Data for this exercise:
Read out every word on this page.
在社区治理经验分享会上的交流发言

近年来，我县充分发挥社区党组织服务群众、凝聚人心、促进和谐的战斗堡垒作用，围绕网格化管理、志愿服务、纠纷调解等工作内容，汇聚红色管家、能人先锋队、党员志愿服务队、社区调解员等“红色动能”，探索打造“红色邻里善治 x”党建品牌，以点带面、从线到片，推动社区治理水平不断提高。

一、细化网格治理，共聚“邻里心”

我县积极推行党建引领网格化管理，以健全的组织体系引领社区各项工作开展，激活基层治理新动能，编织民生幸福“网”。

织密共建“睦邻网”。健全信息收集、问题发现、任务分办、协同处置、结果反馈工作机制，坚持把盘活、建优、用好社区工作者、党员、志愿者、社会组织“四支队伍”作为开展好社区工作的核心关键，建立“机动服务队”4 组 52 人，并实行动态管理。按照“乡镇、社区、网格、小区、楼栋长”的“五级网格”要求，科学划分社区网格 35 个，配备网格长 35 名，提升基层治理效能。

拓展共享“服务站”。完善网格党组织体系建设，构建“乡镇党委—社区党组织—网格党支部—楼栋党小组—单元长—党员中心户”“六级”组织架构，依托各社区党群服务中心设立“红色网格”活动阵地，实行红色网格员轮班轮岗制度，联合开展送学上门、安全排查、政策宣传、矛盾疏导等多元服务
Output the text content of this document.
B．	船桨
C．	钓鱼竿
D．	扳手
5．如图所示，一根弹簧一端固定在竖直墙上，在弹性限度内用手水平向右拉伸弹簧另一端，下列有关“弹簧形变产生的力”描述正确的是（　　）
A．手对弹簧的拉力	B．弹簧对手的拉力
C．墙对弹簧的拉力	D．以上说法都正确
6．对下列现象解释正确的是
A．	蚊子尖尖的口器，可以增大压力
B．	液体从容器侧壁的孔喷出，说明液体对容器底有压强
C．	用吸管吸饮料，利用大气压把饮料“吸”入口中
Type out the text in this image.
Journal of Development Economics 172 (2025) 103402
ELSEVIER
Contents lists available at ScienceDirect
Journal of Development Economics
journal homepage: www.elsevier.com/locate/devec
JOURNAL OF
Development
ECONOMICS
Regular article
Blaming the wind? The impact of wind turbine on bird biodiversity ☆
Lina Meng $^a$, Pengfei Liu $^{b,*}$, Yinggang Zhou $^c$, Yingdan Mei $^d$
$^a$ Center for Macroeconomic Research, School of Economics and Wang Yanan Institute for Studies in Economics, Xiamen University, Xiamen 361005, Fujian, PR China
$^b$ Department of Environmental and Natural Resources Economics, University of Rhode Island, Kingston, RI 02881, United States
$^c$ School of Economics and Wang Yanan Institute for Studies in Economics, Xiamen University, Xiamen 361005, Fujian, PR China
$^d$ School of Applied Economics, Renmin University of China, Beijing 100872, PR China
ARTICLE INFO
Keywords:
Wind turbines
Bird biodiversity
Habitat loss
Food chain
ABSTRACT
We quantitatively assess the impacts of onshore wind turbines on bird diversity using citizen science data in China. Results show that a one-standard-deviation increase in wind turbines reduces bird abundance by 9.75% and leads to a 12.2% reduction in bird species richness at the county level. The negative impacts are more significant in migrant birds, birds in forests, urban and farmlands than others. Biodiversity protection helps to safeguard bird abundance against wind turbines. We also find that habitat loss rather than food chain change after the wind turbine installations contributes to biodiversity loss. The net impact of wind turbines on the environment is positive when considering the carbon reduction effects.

What you have to do:
Copy the material above, line for line.

Output of the task:
Read out every word on this page.
在社区治理经验分享会上的交流发言

近年来，我县充分发挥社区党组织服务群众、凝聚人心、促进和谐的战斗堡垒作用，围绕网格化管理、志愿服务、纠纷调解等工作内容，汇聚红色管家、能人先锋队、党员志愿服务队、社区调解员等“红色动能”，探索打造“红色邻里善治 x”党建品牌，以点带面、从线到片，推动社区治理水平不断提高。

一、细化网格治理，共聚“邻里心”

我县积极推行党建引领网格化管理，以健全的组织体系引领社区各项工作开展，激活基层治理新动能，编织民生幸福“网”。

织密共建“睦邻网”。健全信息收集、问题发现、任务分办、协同处置、结果反馈工作机制，坚持把盘活、建优、用好社区工作者、党员、志愿者、社会组织“四支队伍”作为开展好社区工作的核心关键，建立“机动服务队”4 组 52 人，并实行动态管理。按照“乡镇、社区、网格、小区、楼栋长”的“五级网格”要求，科学划分社区网格 35 个，配备网格长 35 名，提升基层治理效能。

拓展共享“服务站”。完善网格党组织体系建设，构建“乡镇党委—社区党组织—网格党支部—楼栋党小组—单元长—党员中心户”“六级”组织架构，依托各社区党群服务中心设立“红色网格”活动阵地，实行红色网格员轮班轮岗制度，联合开展送学上门、安全排查、政策宣传、矛盾疏导等多元服务
Output the text content of this document.
B．	船桨
C．	钓鱼竿
D．	扳手
5．如图所示，一根弹簧一端固定在竖直墙上，在弹性限度内用手水平向右拉伸弹簧另一端，下列有关“弹簧形变产生的力”描述正确的是（　　）
A．手对弹簧的拉力	B．弹簧对手的拉力
C．墙对弹簧的拉力	D．以上说法都正确
6．对下列现象解释正确的是
A．	蚊子尖尖的口器，可以增大压力
B．	液体从容器侧壁的孔喷出，说明液体对容器底有压强
C．	用吸管吸饮料，利用大气压把饮料“吸”入口中
Type out the text in this image.
Journal of Development Economics 172 (2025) 103402
ELSEVIER
Contents lists available at ScienceDirect
Journal of Development Economics
journal homepage: www.elsevier.com/locate/devec
JOURNAL OF
Development
ECONOMICS
Regular article
Blaming the wind? The impact of wind turbine on bird biodiversity ☆
Lina Meng $^a$, Pengfei Liu $^{b,*}$, Yinggang Zhou $^c$, Yingdan Mei $^d$
$^a$ Center for Macroeconomic Research, School of Economics and Wang Yanan Institute for Studies in Economics, Xiamen University, Xiamen 361005, Fujian, PR China
$^b$ Department of Environmental and Natural Resources Economics, University of Rhode Island, Kingston, RI 02881, United States
$^c$ School of Economics and Wang Yanan Institute for Studies in Economics, Xiamen University, Xiamen 361005, Fujian, PR China
$^d$ School of Applied Economics, Renmin University of China, Beijing 100872, PR China
ARTICLE INFO
Keywords:
Wind turbines
Bird biodiversity
Habitat loss
Food chain
ABSTRACT
We quantitatively assess the impacts of onshore wind turbines on bird diversity using citizen science data in China. Results show that a one-standard-deviation increase in wind turbines reduces bird abundance by 9.75% and leads to a 12.2% reduction in bird species richness at the county level. The negative impacts are more significant in migrant birds, birds in forests, urban and farmlands than others. Biodiversity protection helps to safeguard bird abundance against wind turbines. We also find that habitat loss rather than food chain change after the wind turbine installations contributes to biodiversity loss. The net impact of wind turbines on the environment is positive when considering the carbon reduction effects.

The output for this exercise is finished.